**Problem**
Leaving out the pictures, retype all the material exactly.

(Dataset items)
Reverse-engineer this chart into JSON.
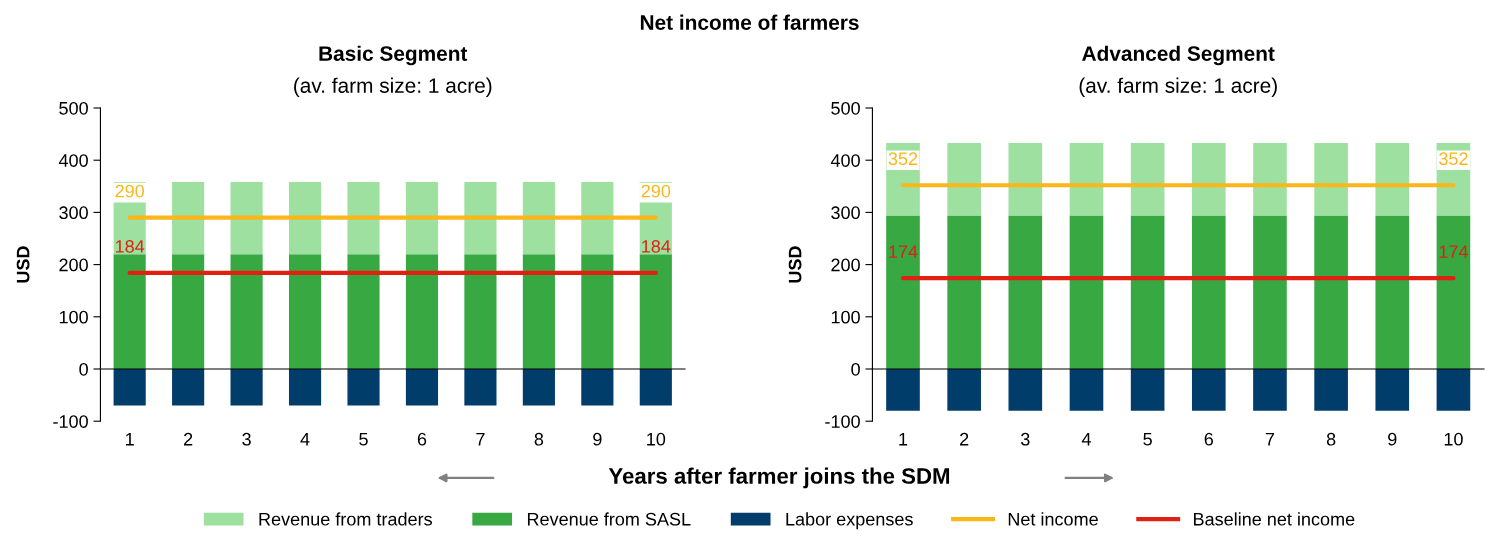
{
  "chart_data": [
    {
      "type": "bar",
      "title": "Basic Segment",
      "subtitle": "(av. farm size: 1 acre)",
      "ylabel": "USD",
      "annotations": [
        "Net income of farmers",
        "Years after farmer joins the SDM"
      ],
      "categories": [
        "1",
        "2",
        "3",
        "4",
        "5",
        "6",
        "7",
        "8",
        "9",
        "10"
      ],
      "stacked": true,
      "ylim": [
        -100,
        500
      ],
      "yticks": [
        -100,
        0,
        100,
        200,
        300,
        400,
        500
      ],
      "legend": "bottom",
      "series": [
        {
          "name": "Revenue from SASL",
          "color": "#38a842",
          "values": [
            220,
            220,
            220,
            220,
            220,
            220,
            220,
            220,
            220,
            220
          ]
        },
        {
          "name": "Revenue from traders",
          "color": "#9de0a0",
          "values": [
            138,
            138,
            138,
            138,
            138,
            138,
            138,
            138,
            138,
            138
          ]
        },
        {
          "name": "Labor expenses",
          "color": "#003d6b",
          "values": [
            -70,
            -70,
            -70,
            -70,
            -70,
            -70,
            -70,
            -70,
            -70,
            -70
          ]
        },
        {
          "name": "Net income",
          "type": "line",
          "color": "#fbb619",
          "values": [
            290,
            290,
            290,
            290,
            290,
            290,
            290,
            290,
            290,
            290
          ],
          "value_labels": [
            "290",
            null,
            null,
            null,
            null,
            null,
            null,
            null,
            null,
            "290"
          ]
        },
        {
          "name": "Baseline net income",
          "type": "line",
          "color": "#e02010",
          "values": [
            184,
            184,
            184,
            184,
            184,
            184,
            184,
            184,
            184,
            184
          ],
          "value_labels": [
            "184",
            null,
            null,
            null,
            null,
            null,
            null,
            null,
            null,
            "184"
          ]
        }
      ]
    },
    {
      "type": "bar",
      "title": "Advanced Segment",
      "subtitle": "(av. farm size: 1 acre)",
      "ylabel": "USD",
      "categories": [
        "1",
        "2",
        "3",
        "4",
        "5",
        "6",
        "7",
        "8",
        "9",
        "10"
      ],
      "stacked": true,
      "ylim": [
        -100,
        500
      ],
      "yticks": [
        -100,
        0,
        100,
        200,
        300,
        400,
        500
      ],
      "series": [
        {
          "color": "#38a842",
          "values": [
            294,
            294,
            294,
            294,
            294,
            294,
            294,
            294,
            294,
            294
          ]
        },
        {
          "color": "#9de0a0",
          "values": [
            139,
            139,
            139,
            139,
            139,
            139,
            139,
            139,
            139,
            139
          ]
        },
        {
          "color": "#003d6b",
          "values": [
            -80,
            -80,
            -80,
            -80,
            -80,
            -80,
            -80,
            -80,
            -80,
            -80
          ]
        },
        {
          "type": "line",
          "color": "#fbb619",
          "values": [
            352,
            352,
            352,
            352,
            352,
            352,
            352,
            352,
            352,
            352
          ],
          "value_labels": [
            "352",
            null,
            null,
            null,
            null,
            null,
            null,
            null,
            null,
            "352"
          ]
        },
        {
          "type": "line",
          "color": "#e02010",
          "values": [
            174,
            174,
            174,
            174,
            174,
            174,
            174,
            174,
            174,
            174
          ],
          "value_labels": [
            "174",
            null,
            null,
            null,
            null,
            null,
            null,
            null,
            null,
            "174"
          ]
        }
      ]
    }
  ]
}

**Solved problem**
Reverse-engineer this chart into JSON.
{
  "chart_data": [
    {
      "type": "bar",
      "title": "Basic Segment",
      "subtitle": "(av. farm size: 1 acre)",
      "ylabel": "USD",
      "annotations": [
        "Net income of farmers",
        "Years after farmer joins the SDM"
      ],
      "categories": [
        "1",
        "2",
        "3",
        "4",
        "5",
        "6",
        "7",
        "8",
        "9",
        "10"
      ],
      "stacked": true,
      "ylim": [
        -100,
        500
      ],
      "yticks": [
        -100,
        0,
        100,
        200,
        300,
        400,
        500
      ],
      "legend": "bottom",
      "series": [
        {
          "name": "Revenue from SASL",
          "color": "#38a842",
          "values": [
            220,
            220,
            220,
            220,
            220,
            220,
            220,
            220,
            220,
            220
          ]
        },
        {
          "name": "Revenue from traders",
          "color": "#9de0a0",
          "values": [
            138,
            138,
            138,
            138,
            138,
            138,
            138,
            138,
            138,
            138
          ]
        },
        {
          "name": "Labor expenses",
          "color": "#003d6b",
          "values": [
            -70,
            -70,
            -70,
            -70,
            -70,
            -70,
            -70,
            -70,
            -70,
            -70
          ]
        },
        {
          "name": "Net income",
          "type": "line",
          "color": "#fbb619",
          "values": [
            290,
            290,
            290,
            290,
            290,
            290,
            290,
            290,
            290,
            290
          ],
          "value_labels": [
            "290",
            null,
            null,
            null,
            null,
            null,
            null,
            null,
            null,
            "290"
          ]
        },
        {
          "name": "Baseline net income",
          "type": "line",
          "color": "#e02010",
          "values": [
            184,
            184,
            184,
            184,
            184,
            184,
            184,
            184,
            184,
            184
          ],
          "value_labels": [
            "184",
            null,
            null,
            null,
            null,
            null,
            null,
            null,
            null,
            "184"
          ]
        }
      ]
    },
    {
      "type": "bar",
      "title": "Advanced Segment",
      "subtitle": "(av. farm size: 1 acre)",
      "ylabel": "USD",
      "categories": [
        "1",
        "2",
        "3",
        "4",
        "5",
        "6",
        "7",
        "8",
        "9",
        "10"
      ],
      "stacked": true,
      "ylim": [
        -100,
        500
      ],
      "yticks": [
        -100,
        0,
        100,
        200,
        300,
        400,
        500
      ],
      "series": [
        {
          "color": "#38a842",
          "values": [
            294,
            294,
            294,
            294,
            294,
            294,
            294,
            294,
            294,
            294
          ]
        },
        {
          "color": "#9de0a0",
          "values": [
            139,
            139,
            139,
            139,
            139,
            139,
            139,
            139,
            139,
            139
          ]
        },
        {
          "color": "#003d6b",
          "values": [
            -80,
            -80,
            -80,
            -80,
            -80,
            -80,
            -80,
            -80,
            -80,
            -80
          ]
        },
        {
          "type": "line",
          "color": "#fbb619",
          "values": [
            352,
            352,
            352,
            352,
            352,
            352,
            352,
            352,
            352,
            352
          ],
          "value_labels": [
            "352",
            null,
            null,
            null,
            null,
            null,
            null,
            null,
            null,
            "352"
          ]
        },
        {
          "type": "line",
          "color": "#e02010",
          "values": [
            174,
            174,
            174,
            174,
            174,
            174,
            174,
            174,
            174,
            174
          ],
          "value_labels": [
            "174",
            null,
            null,
            null,
            null,
            null,
            null,
            null,
            null,
            "174"
          ]
        }
      ]
    }
  ]
}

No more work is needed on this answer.